▶ [Problem description] Gather up all lines that carry the word "agreed".

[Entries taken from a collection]
******

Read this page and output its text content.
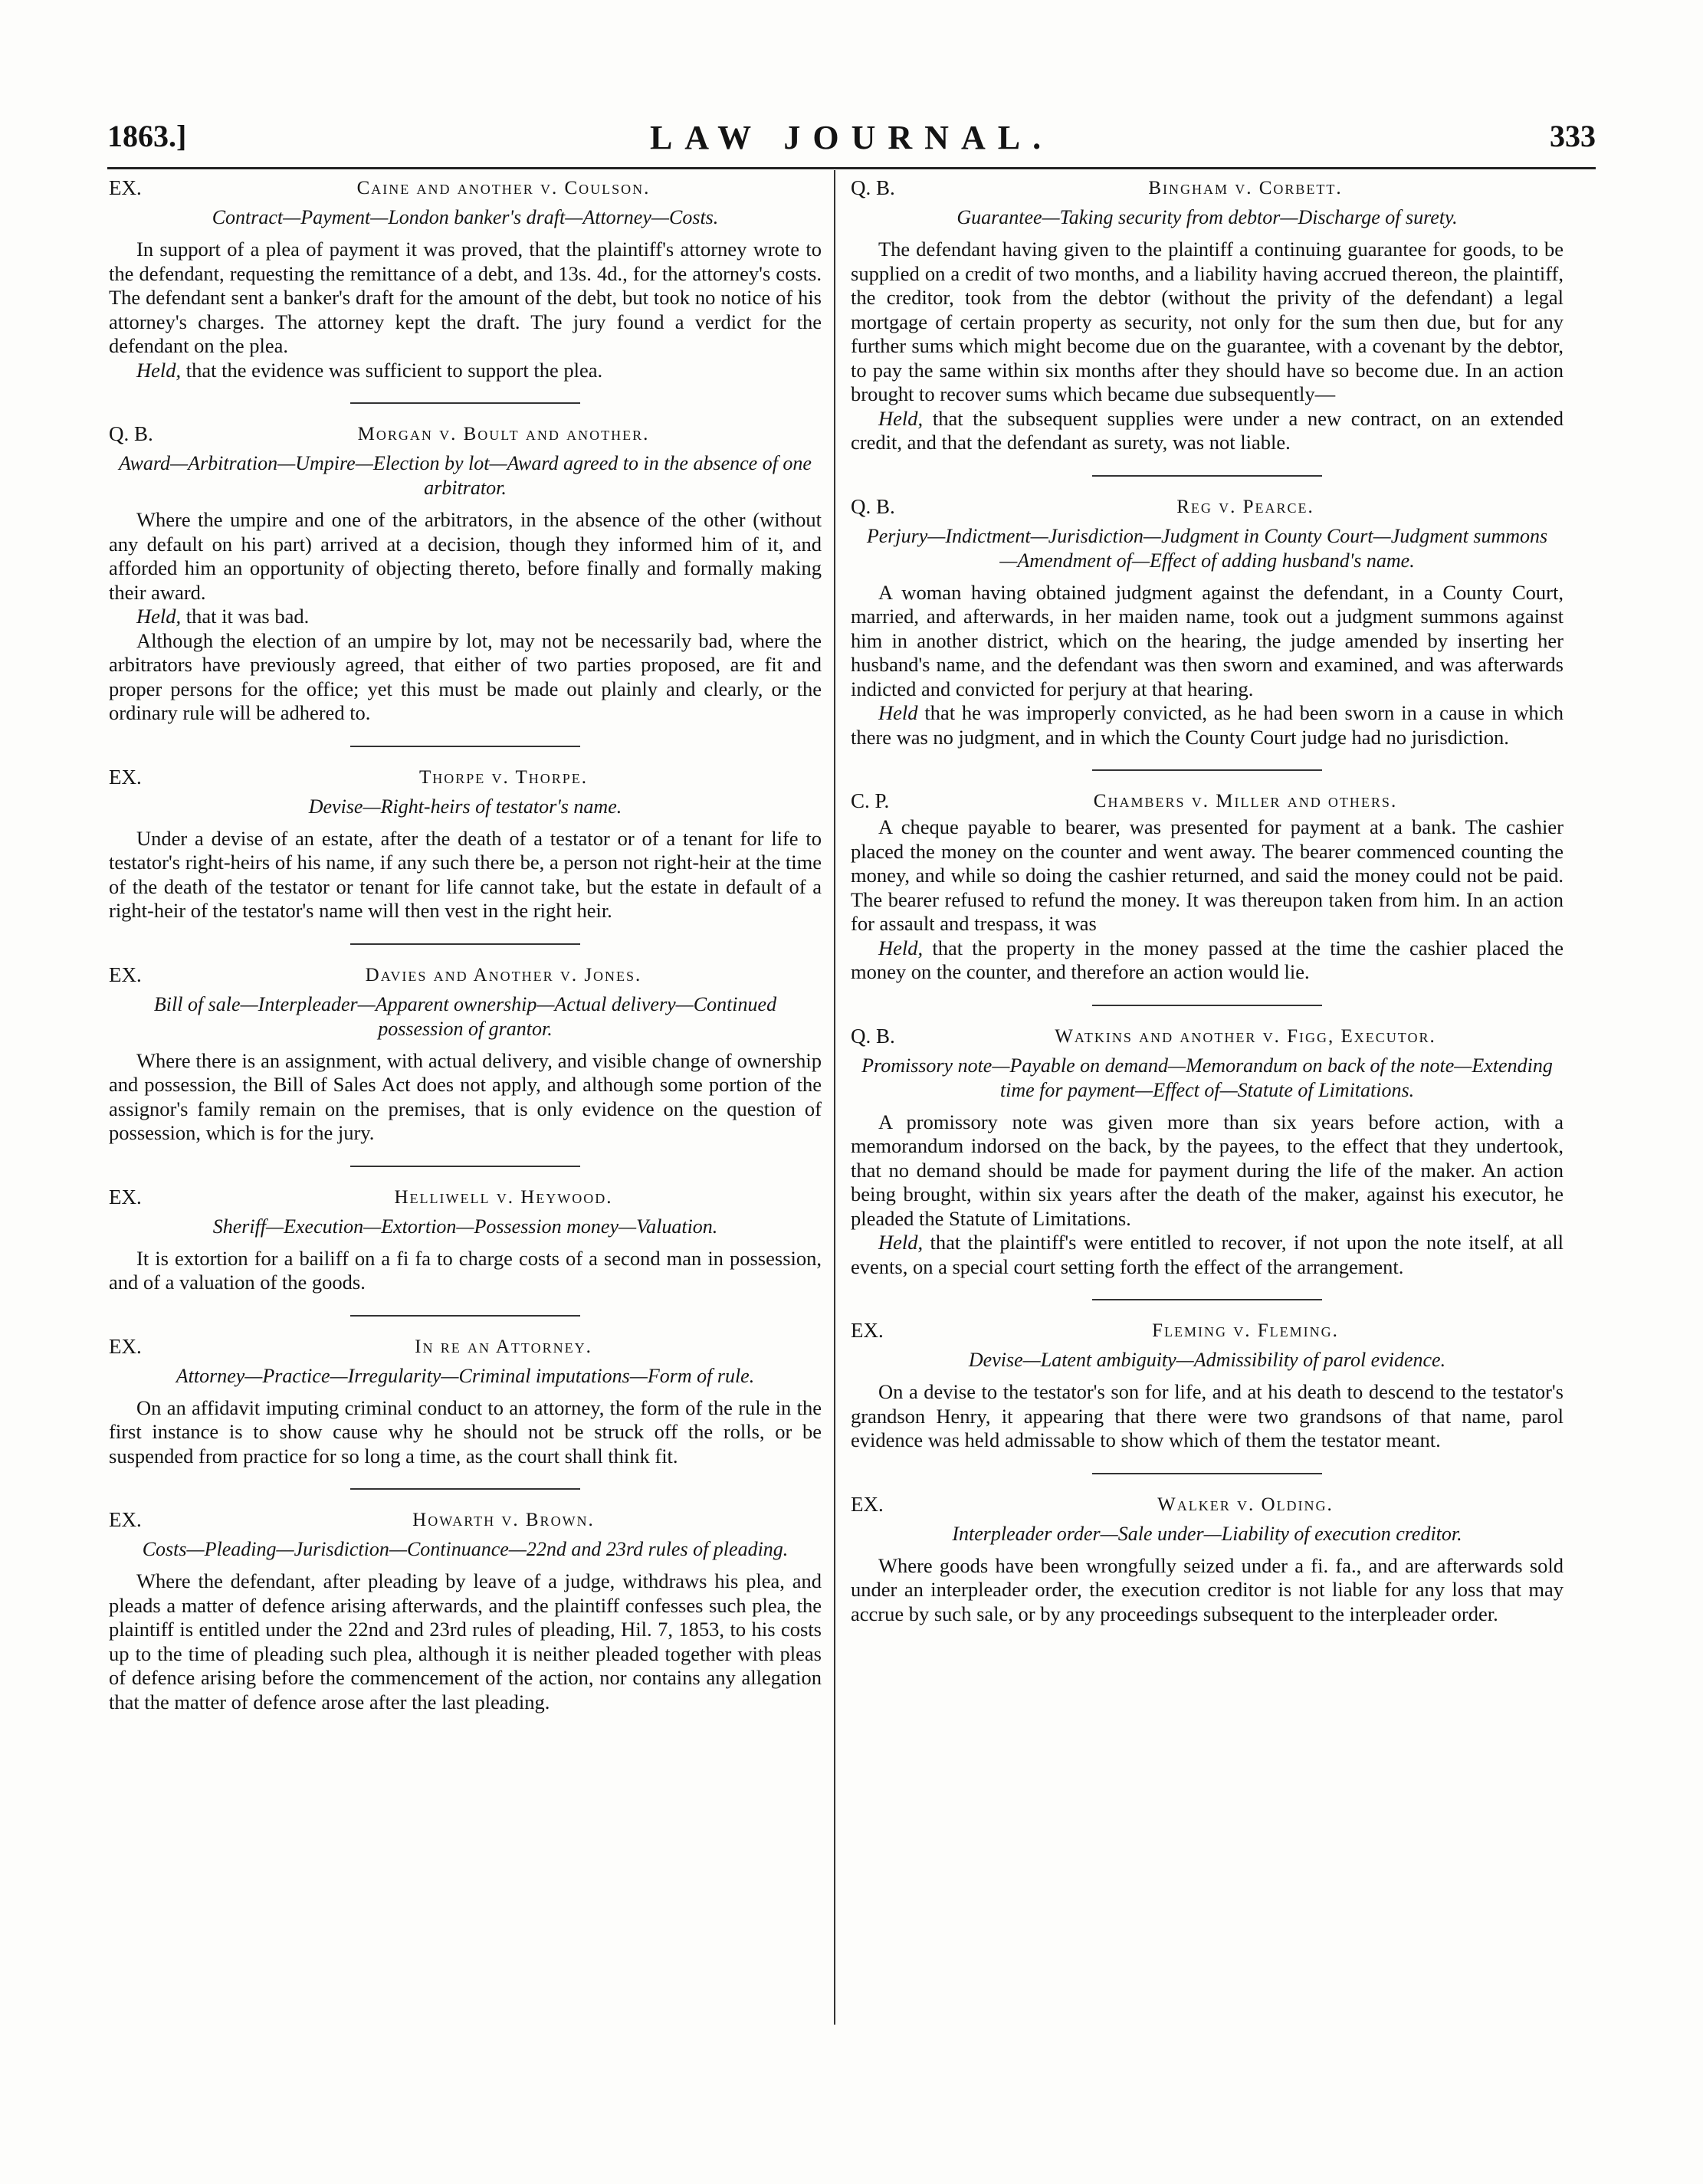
1863.]	LAW JOURNAL.	333
EX.	Caine and another v. Coulson.
Contract—Payment—London banker's draft—Attorney—Costs.

In support of a plea of payment it was proved, that the plaintiff's attorney wrote to the defendant, requesting the remittance of a debt, and 13s. 4d., for the attorney's costs. The defendant sent a banker's draft for the amount of the debt, but took no notice of his attorney's charges. The attorney kept the draft. The jury found a verdict for the defendant on the plea.

Held, that the evidence was sufficient to support the plea.

Q. B.	Morgan v. Boult and another.
Award—Arbitration—Umpire—Election by lot—Award agreed to in the absence of one arbitrator.

Where the umpire and one of the arbitrators, in the absence of the other (without any default on his part) arrived at a decision, though they informed him of it, and afforded him an opportunity of objecting thereto, before finally and formally making their award.

Held, that it was bad.

Although the election of an umpire by lot, may not be necessarily bad, where the arbitrators have previously agreed, that either of two parties proposed, are fit and proper persons for the office; yet this must be made out plainly and clearly, or the ordinary rule will be adhered to.

EX.	Thorpe v. Thorpe.
Devise—Right-heirs of testator's name.

Under a devise of an estate, after the death of a testator or of a tenant for life to testator's right-heirs of his name, if any such there be, a person not right-heir at the time of the death of the testator or tenant for life cannot take, but the estate in default of a right-heir of the testator's name will then vest in the right heir.

EX.	Davies and Another v. Jones.
Bill of sale—Interpleader—Apparent ownership—Actual delivery—Continued possession of grantor.

Where there is an assignment, with actual delivery, and visible change of ownership and possession, the Bill of Sales Act does not apply, and although some portion of the assignor's family remain on the premises, that is only evidence on the question of possession, which is for the jury.

EX.	Helliwell v. Heywood.
Sheriff—Execution—Extortion—Possession money—Valuation.

It is extortion for a bailiff on a fi fa to charge costs of a second man in possession, and of a valuation of the goods.

EX.	In re an Attorney.
Attorney—Practice—Irregularity—Criminal imputations—Form of rule.

On an affidavit imputing criminal conduct to an attorney, the form of the rule in the first instance is to show cause why he should not be struck off the rolls, or be suspended from practice for so long a time, as the court shall think fit.

EX.	Howarth v. Brown.
Costs—Pleading—Jurisdiction—Continuance—22nd and 23rd rules of pleading.

Where the defendant, after pleading by leave of a judge, withdraws his plea, and pleads a matter of defence arising afterwards, and the plaintiff confesses such plea, the plaintiff is entitled under the 22nd and 23rd rules of pleading, Hil. 7, 1853, to his costs up to the time of pleading such plea, although it is neither pleaded together with pleas of defence arising before the commencement of the action, nor contains any allegation that the matter of defence arose after the last pleading.

Q. B.	Bingham v. Corbett.
Guarantee—Taking security from debtor—Discharge of surety.

The defendant having given to the plaintiff a continuing guarantee for goods, to be supplied on a credit of two months, and a liability having accrued thereon, the plaintiff, the creditor, took from the debtor (without the privity of the defendant) a legal mortgage of certain property as security, not only for the sum then due, but for any further sums which might become due on the guarantee, with a covenant by the debtor, to pay the same within six months after they should have so become due. In an action brought to recover sums which became due subsequently—

Held, that the subsequent supplies were under a new contract, on an extended credit, and that the defendant as surety, was not liable.

Q. B.	Reg v. Pearce.
Perjury—Indictment—Jurisdiction—Judgment in County Court—Judgment summons—Amendment of—Effect of adding husband's name.

A woman having obtained judgment against the defendant, in a County Court, married, and afterwards, in her maiden name, took out a judgment summons against him in another district, which on the hearing, the judge amended by inserting her husband's name, and the defendant was then sworn and examined, and was afterwards indicted and convicted for perjury at that hearing.

Held that he was improperly convicted, as he had been sworn in a cause in which there was no judgment, and in which the County Court judge had no jurisdiction.

C. P.	Chambers v. Miller and others.

A cheque payable to bearer, was presented for payment at a bank. The cashier placed the money on the counter and went away. The bearer commenced counting the money, and while so doing the cashier returned, and said the money could not be paid. The bearer refused to refund the money. It was thereupon taken from him. In an action for assault and trespass, it was

Held, that the property in the money passed at the time the cashier placed the money on the counter, and therefore an action would lie.

Q. B.	Watkins and another v. Figg, Executor.
Promissory note—Payable on demand—Memorandum on back of the note—Extending time for payment—Effect of—Statute of Limitations.

A promissory note was given more than six years before action, with a memorandum indorsed on the back, by the payees, to the effect that they undertook, that no demand should be made for payment during the life of the maker. An action being brought, within six years after the death of the maker, against his executor, he pleaded the Statute of Limitations.

Held, that the plaintiff's were entitled to recover, if not upon the note itself, at all events, on a special court setting forth the effect of the arrangement.

EX.	Fleming v. Fleming.
Devise—Latent ambiguity—Admissibility of parol evidence.

On a devise to the testator's son for life, and at his death to descend to the testator's grandson Henry, it appearing that there were two grandsons of that name, parol evidence was held admissable to show which of them the testator meant.

EX.	Walker v. Olding.
Interpleader order—Sale under—Liability of execution creditor.

Where goods have been wrongfully seized under a fi. fa., and are afterwards sold under an interpleader order, the execution creditor is not liable for any loss that may accrue by such sale, or by any proceedings subsequent to the interpleader order.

******

▶ [Task response]
Award—Arbitration—Umpire—Election by lot—Award agreed to in the absence of one arbitrator.
Although the election of an umpire by lot, may not be necessarily bad, where the arbitrators have previously agreed, that either of two parties proposed, are fit and proper persons for the office; yet this must be made out plainly and clearly, or the ordinary rule will be adhered to.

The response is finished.